• **EXERCISE PROMPT**: Could you print all the entries exactly?

• **A run of records**:
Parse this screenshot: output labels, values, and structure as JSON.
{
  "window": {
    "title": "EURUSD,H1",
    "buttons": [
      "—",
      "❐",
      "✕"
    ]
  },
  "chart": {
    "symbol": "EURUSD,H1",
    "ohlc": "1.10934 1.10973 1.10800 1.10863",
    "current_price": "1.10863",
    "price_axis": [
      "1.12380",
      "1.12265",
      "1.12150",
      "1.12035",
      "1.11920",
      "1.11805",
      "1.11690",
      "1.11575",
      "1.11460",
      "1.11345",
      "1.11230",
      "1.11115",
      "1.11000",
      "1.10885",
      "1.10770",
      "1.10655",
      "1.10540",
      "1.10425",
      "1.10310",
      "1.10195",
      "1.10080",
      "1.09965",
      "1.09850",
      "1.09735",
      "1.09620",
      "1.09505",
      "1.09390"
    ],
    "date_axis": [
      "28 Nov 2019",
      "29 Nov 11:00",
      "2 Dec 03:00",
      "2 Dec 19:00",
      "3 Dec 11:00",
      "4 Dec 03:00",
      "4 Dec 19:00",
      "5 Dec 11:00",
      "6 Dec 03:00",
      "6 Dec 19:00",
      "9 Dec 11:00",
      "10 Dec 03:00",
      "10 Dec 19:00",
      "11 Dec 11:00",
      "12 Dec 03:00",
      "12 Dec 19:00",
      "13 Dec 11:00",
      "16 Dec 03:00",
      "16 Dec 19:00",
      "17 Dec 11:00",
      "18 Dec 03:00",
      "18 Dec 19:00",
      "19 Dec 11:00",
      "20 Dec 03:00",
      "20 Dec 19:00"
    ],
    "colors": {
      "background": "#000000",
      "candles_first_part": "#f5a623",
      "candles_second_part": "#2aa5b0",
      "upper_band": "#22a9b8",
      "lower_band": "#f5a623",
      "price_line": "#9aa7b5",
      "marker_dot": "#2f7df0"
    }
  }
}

• **RESULT FOR THIS EXERCISE**:
Parse this screenshot: output labels, values, and structure as JSON.
{
  "window": {
    "title": "EURUSD,H1",
    "buttons": [
      "—",
      "❐",
      "✕"
    ]
  },
  "chart": {
    "symbol": "EURUSD,H1",
    "ohlc": "1.10934 1.10973 1.10800 1.10863",
    "current_price": "1.10863",
    "price_axis": [
      "1.12380",
      "1.12265",
      "1.12150",
      "1.12035",
      "1.11920",
      "1.11805",
      "1.11690",
      "1.11575",
      "1.11460",
      "1.11345",
      "1.11230",
      "1.11115",
      "1.11000",
      "1.10885",
      "1.10770",
      "1.10655",
      "1.10540",
      "1.10425",
      "1.10310",
      "1.10195",
      "1.10080",
      "1.09965",
      "1.09850",
      "1.09735",
      "1.09620",
      "1.09505",
      "1.09390"
    ],
    "date_axis": [
      "28 Nov 2019",
      "29 Nov 11:00",
      "2 Dec 03:00",
      "2 Dec 19:00",
      "3 Dec 11:00",
      "4 Dec 03:00",
      "4 Dec 19:00",
      "5 Dec 11:00",
      "6 Dec 03:00",
      "6 Dec 19:00",
      "9 Dec 11:00",
      "10 Dec 03:00",
      "10 Dec 19:00",
      "11 Dec 11:00",
      "12 Dec 03:00",
      "12 Dec 19:00",
      "13 Dec 11:00",
      "16 Dec 03:00",
      "16 Dec 19:00",
      "17 Dec 11:00",
      "18 Dec 03:00",
      "18 Dec 19:00",
      "19 Dec 11:00",
      "20 Dec 03:00",
      "20 Dec 19:00"
    ],
    "colors": {
      "background": "#000000",
      "candles_first_part": "#f5a623",
      "candles_second_part": "#2aa5b0",
      "upper_band": "#22a9b8",
      "lower_band": "#f5a623",
      "price_line": "#9aa7b5",
      "marker_dot": "#2f7df0"
    }
  }
}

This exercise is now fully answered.